■ **Problem**: From the entries provided below, copy each line that contains the word "THARIDU".

Collected data entries:
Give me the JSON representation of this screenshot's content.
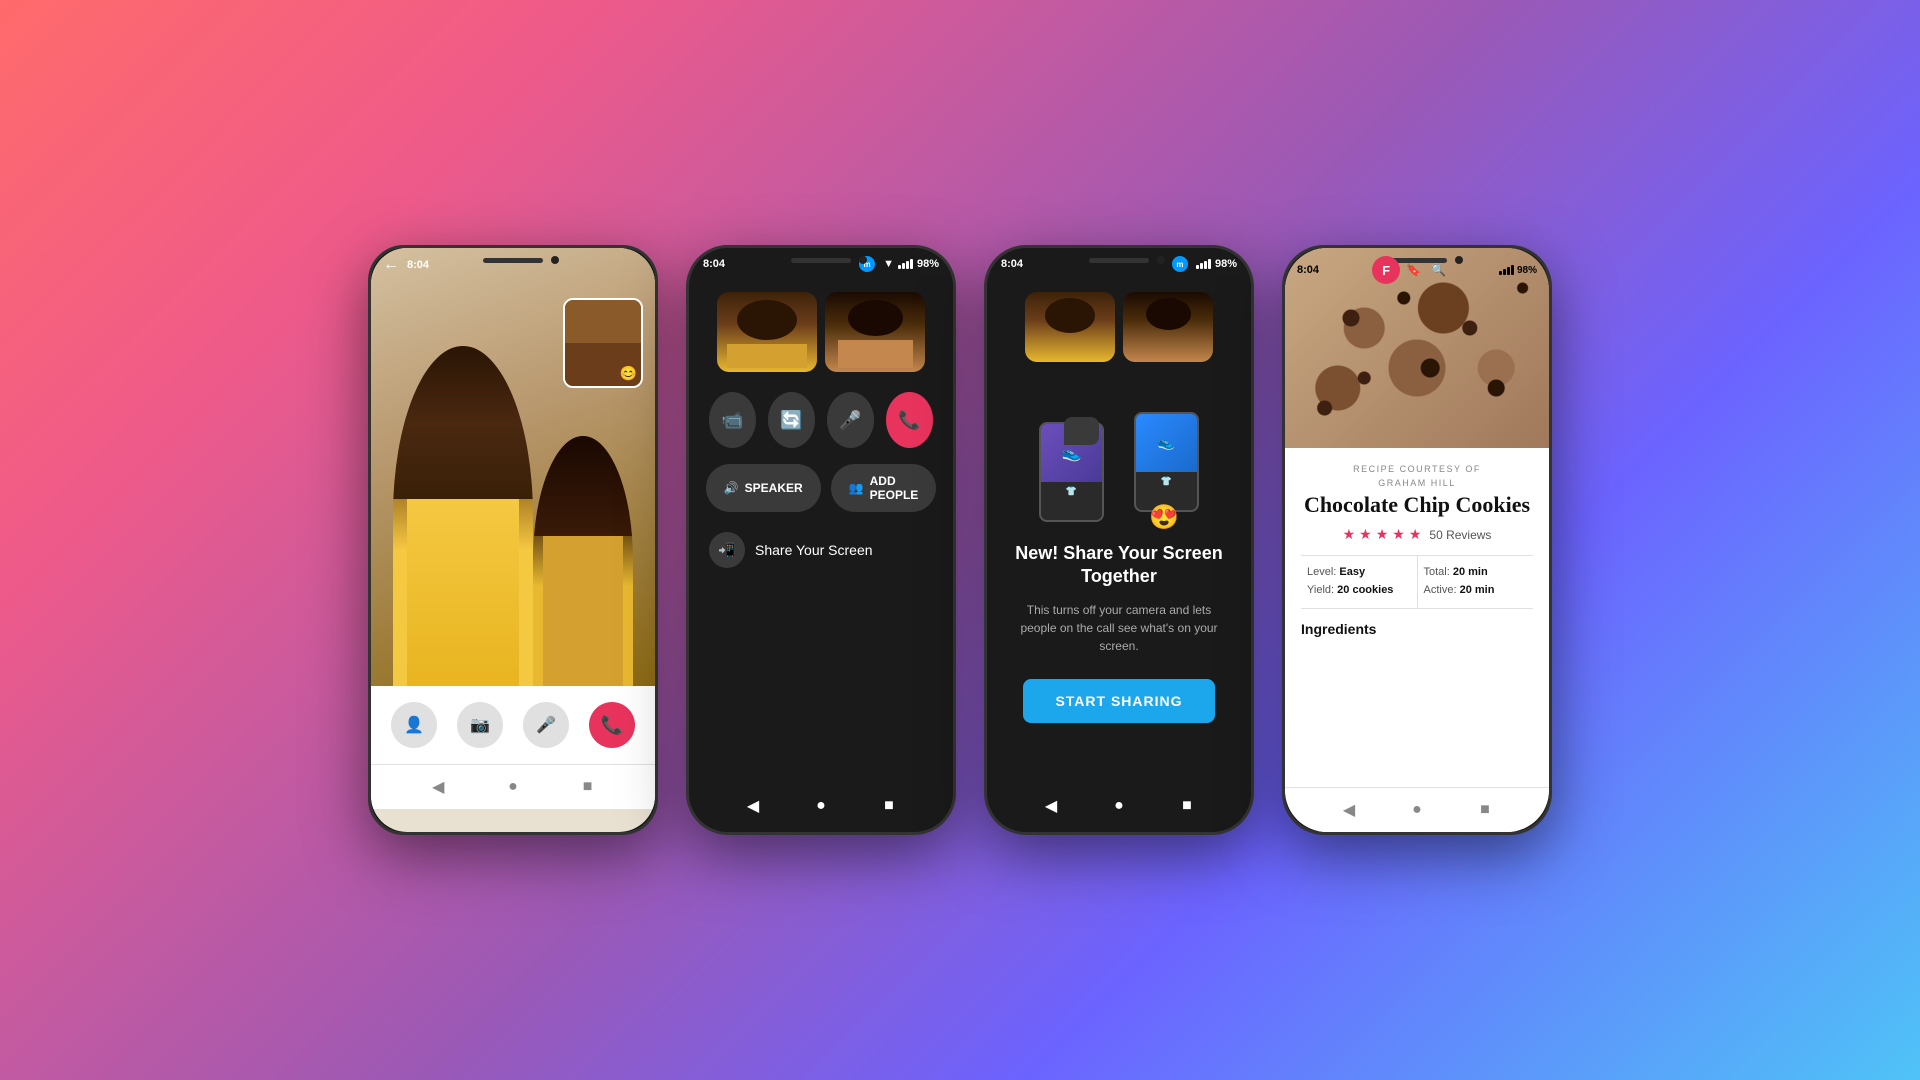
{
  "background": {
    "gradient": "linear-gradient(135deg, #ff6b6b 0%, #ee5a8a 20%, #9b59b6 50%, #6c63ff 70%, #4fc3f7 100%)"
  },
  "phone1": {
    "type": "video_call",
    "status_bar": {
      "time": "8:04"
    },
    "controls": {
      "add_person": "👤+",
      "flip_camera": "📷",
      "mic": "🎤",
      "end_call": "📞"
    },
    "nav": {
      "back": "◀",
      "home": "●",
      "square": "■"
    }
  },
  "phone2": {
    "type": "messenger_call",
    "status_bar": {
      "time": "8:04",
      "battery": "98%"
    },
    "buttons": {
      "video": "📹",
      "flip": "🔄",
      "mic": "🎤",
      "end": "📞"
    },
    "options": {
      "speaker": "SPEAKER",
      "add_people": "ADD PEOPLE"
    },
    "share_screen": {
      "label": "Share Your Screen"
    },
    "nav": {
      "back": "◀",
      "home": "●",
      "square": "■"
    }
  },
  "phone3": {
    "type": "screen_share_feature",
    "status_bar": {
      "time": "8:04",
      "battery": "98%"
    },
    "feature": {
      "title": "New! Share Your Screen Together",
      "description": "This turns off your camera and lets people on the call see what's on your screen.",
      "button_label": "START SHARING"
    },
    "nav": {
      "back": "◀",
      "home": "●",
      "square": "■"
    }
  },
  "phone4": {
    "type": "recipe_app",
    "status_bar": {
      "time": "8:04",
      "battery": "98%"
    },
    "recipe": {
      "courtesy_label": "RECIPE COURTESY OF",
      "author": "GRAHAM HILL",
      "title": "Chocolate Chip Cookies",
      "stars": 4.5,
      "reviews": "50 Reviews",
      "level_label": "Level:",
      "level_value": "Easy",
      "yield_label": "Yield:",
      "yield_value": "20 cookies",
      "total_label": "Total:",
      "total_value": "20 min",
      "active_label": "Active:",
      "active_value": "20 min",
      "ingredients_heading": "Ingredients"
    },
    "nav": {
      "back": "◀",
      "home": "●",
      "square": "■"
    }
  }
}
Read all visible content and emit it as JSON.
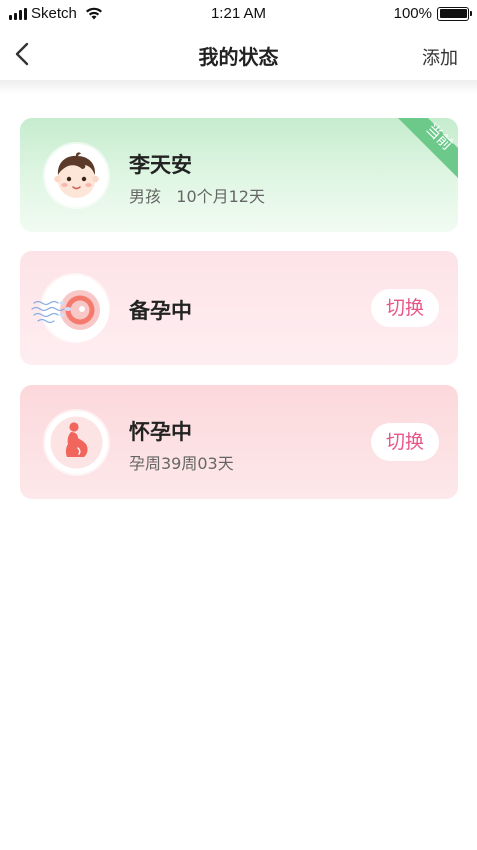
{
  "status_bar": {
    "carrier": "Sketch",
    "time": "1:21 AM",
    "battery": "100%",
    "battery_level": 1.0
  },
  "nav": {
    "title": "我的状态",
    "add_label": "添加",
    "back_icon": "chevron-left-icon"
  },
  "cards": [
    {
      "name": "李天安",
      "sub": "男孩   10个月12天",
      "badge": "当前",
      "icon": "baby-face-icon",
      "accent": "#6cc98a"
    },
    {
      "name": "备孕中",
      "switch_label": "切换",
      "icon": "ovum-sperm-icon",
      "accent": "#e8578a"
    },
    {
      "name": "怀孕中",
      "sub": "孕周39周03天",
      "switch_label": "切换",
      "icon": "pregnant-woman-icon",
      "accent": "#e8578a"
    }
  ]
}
---
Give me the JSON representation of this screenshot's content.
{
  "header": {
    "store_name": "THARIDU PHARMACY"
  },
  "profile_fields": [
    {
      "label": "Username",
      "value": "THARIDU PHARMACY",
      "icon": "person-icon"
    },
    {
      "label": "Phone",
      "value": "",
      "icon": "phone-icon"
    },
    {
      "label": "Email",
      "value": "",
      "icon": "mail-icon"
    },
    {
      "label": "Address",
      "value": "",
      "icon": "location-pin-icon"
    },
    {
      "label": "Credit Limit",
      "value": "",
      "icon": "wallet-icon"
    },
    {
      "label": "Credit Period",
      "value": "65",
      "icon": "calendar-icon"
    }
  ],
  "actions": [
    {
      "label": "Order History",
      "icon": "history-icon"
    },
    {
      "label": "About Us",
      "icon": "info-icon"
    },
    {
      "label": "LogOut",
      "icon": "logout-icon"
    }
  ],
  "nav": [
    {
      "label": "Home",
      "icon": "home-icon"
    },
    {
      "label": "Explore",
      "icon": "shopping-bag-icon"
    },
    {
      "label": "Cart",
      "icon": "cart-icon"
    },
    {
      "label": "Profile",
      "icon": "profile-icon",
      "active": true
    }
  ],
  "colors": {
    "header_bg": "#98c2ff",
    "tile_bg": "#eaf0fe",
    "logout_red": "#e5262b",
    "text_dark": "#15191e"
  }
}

■ **Written answer**:
    "store_name": "THARIDU PHARMACY"
      "value": "THARIDU PHARMACY",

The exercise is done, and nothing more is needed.